*TASK GOAL:* Scan each line of the records for the word "title" and extract the ones that have it.

[Rows from a dataset]
..............................

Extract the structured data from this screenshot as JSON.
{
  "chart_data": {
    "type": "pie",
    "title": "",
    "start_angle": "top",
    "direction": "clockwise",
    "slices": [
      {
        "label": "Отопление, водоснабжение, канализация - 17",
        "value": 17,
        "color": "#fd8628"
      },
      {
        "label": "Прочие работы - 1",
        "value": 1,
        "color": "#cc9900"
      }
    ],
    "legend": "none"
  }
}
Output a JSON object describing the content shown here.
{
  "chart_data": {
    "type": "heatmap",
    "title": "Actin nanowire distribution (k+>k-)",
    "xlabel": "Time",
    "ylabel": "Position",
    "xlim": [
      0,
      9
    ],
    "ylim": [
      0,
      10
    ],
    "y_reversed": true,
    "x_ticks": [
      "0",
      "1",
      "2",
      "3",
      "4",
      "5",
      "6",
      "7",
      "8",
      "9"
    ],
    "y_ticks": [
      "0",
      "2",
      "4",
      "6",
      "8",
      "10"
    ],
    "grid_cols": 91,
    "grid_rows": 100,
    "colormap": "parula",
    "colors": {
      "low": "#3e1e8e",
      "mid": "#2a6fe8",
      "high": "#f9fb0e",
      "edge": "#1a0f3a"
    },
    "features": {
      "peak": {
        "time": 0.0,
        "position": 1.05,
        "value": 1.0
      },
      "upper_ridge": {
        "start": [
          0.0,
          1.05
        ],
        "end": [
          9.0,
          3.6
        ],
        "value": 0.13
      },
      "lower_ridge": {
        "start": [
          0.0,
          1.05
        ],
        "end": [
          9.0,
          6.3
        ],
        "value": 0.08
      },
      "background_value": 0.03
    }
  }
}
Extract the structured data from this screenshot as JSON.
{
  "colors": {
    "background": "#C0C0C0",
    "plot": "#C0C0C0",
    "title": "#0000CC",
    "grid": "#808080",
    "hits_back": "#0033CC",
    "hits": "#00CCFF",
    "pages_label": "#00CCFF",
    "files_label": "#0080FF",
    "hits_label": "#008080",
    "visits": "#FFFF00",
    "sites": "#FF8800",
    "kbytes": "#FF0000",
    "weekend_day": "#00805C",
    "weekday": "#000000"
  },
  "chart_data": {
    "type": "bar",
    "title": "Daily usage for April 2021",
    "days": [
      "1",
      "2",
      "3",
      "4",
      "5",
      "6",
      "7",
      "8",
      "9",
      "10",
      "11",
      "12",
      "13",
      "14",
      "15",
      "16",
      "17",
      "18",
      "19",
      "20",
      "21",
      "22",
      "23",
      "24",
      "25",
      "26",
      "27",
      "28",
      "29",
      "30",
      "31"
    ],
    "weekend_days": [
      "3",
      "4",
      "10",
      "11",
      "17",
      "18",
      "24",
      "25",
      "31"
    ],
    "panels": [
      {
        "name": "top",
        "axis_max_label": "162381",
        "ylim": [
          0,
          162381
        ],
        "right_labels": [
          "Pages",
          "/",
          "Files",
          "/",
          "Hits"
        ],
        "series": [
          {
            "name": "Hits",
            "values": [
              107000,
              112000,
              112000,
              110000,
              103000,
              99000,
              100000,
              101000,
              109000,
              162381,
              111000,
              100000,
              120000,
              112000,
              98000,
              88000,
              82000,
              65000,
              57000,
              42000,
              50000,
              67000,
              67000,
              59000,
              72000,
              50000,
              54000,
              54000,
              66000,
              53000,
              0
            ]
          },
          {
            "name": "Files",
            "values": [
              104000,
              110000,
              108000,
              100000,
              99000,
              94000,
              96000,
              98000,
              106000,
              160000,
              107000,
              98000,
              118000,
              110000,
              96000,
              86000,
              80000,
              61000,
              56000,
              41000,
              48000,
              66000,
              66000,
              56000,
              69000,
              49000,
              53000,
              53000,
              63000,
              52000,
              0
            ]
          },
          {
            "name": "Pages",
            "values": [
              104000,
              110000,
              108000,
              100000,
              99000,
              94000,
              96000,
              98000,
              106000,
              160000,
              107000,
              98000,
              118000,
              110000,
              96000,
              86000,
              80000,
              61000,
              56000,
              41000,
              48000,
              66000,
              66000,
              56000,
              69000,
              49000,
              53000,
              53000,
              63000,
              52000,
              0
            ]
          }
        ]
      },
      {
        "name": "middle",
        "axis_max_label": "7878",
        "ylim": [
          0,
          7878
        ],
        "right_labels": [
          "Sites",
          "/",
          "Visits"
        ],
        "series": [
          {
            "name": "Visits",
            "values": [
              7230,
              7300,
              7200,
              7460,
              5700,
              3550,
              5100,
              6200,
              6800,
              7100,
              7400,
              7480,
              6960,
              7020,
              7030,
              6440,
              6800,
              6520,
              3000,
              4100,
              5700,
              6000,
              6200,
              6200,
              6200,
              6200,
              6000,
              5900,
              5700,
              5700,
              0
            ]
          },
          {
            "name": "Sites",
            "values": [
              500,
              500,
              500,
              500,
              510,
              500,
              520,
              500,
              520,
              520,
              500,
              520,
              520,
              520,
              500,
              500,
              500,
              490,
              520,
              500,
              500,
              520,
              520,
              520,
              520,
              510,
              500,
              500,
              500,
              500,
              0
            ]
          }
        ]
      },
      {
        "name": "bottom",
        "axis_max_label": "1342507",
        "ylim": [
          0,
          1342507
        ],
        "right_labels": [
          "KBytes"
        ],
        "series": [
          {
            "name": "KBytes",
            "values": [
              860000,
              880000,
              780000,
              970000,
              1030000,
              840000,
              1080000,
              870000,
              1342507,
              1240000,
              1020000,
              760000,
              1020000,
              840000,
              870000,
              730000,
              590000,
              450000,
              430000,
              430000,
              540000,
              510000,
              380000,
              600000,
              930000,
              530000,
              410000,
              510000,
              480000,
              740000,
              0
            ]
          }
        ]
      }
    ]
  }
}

..............................

*PROBLEM SOLUTION:*
    "title": "",
    "title": "Actin nanowire distribution (k+>k-)",
    "title": "#0000CC",
    "title": "Daily usage for April 2021",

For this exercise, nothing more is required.